▶ **Problem details**: Copy nothing but the text: repeat each entry exactly and drop the images.

BEGIN

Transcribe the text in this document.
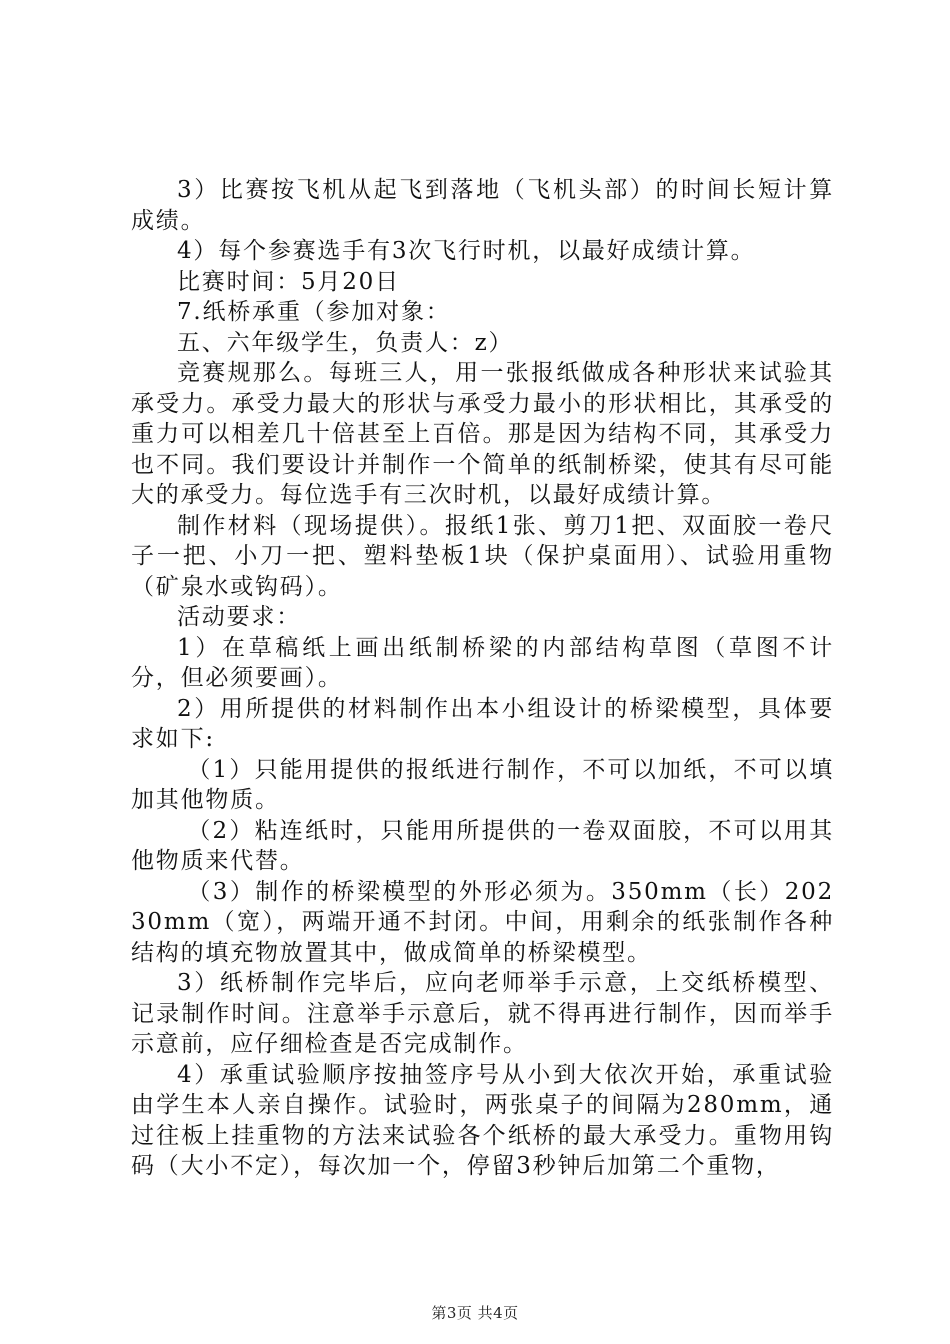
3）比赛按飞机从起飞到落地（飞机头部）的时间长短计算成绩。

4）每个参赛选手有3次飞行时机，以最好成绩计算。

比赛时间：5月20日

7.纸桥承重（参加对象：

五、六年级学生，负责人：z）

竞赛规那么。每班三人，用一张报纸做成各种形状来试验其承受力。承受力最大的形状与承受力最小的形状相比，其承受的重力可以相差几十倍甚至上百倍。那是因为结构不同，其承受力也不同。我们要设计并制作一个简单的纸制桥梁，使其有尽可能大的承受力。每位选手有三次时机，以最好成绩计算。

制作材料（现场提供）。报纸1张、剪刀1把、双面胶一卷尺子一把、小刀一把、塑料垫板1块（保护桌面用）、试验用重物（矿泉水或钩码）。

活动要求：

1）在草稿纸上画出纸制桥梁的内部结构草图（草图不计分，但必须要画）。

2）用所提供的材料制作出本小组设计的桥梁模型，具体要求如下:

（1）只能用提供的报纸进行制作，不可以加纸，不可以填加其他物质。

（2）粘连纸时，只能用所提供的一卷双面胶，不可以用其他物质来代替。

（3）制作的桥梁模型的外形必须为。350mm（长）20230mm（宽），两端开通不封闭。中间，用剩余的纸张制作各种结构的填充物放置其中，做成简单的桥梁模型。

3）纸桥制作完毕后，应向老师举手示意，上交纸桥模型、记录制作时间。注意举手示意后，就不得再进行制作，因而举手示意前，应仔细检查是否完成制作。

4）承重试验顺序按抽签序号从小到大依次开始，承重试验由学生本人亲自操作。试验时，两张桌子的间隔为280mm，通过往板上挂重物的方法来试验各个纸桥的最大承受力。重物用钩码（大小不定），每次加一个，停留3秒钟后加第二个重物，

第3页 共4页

END

▶ **Task response**:
Transcribe the text in this document.
3）比赛按飞机从起飞到落地（飞机头部）的时间长短计算成绩。

4）每个参赛选手有3次飞行时机，以最好成绩计算。

比赛时间：5月20日

7.纸桥承重（参加对象：

五、六年级学生，负责人：z）

竞赛规那么。每班三人，用一张报纸做成各种形状来试验其承受力。承受力最大的形状与承受力最小的形状相比，其承受的重力可以相差几十倍甚至上百倍。那是因为结构不同，其承受力也不同。我们要设计并制作一个简单的纸制桥梁，使其有尽可能大的承受力。每位选手有三次时机，以最好成绩计算。

制作材料（现场提供）。报纸1张、剪刀1把、双面胶一卷尺子一把、小刀一把、塑料垫板1块（保护桌面用）、试验用重物（矿泉水或钩码）。

活动要求：

1）在草稿纸上画出纸制桥梁的内部结构草图（草图不计分，但必须要画）。

2）用所提供的材料制作出本小组设计的桥梁模型，具体要求如下:

（1）只能用提供的报纸进行制作，不可以加纸，不可以填加其他物质。

（2）粘连纸时，只能用所提供的一卷双面胶，不可以用其他物质来代替。

（3）制作的桥梁模型的外形必须为。350mm（长）20230mm（宽），两端开通不封闭。中间，用剩余的纸张制作各种结构的填充物放置其中，做成简单的桥梁模型。

3）纸桥制作完毕后，应向老师举手示意，上交纸桥模型、记录制作时间。注意举手示意后，就不得再进行制作，因而举手示意前，应仔细检查是否完成制作。

4）承重试验顺序按抽签序号从小到大依次开始，承重试验由学生本人亲自操作。试验时，两张桌子的间隔为280mm，通过往板上挂重物的方法来试验各个纸桥的最大承受力。重物用钩码（大小不定），每次加一个，停留3秒钟后加第二个重物，

第3页 共4页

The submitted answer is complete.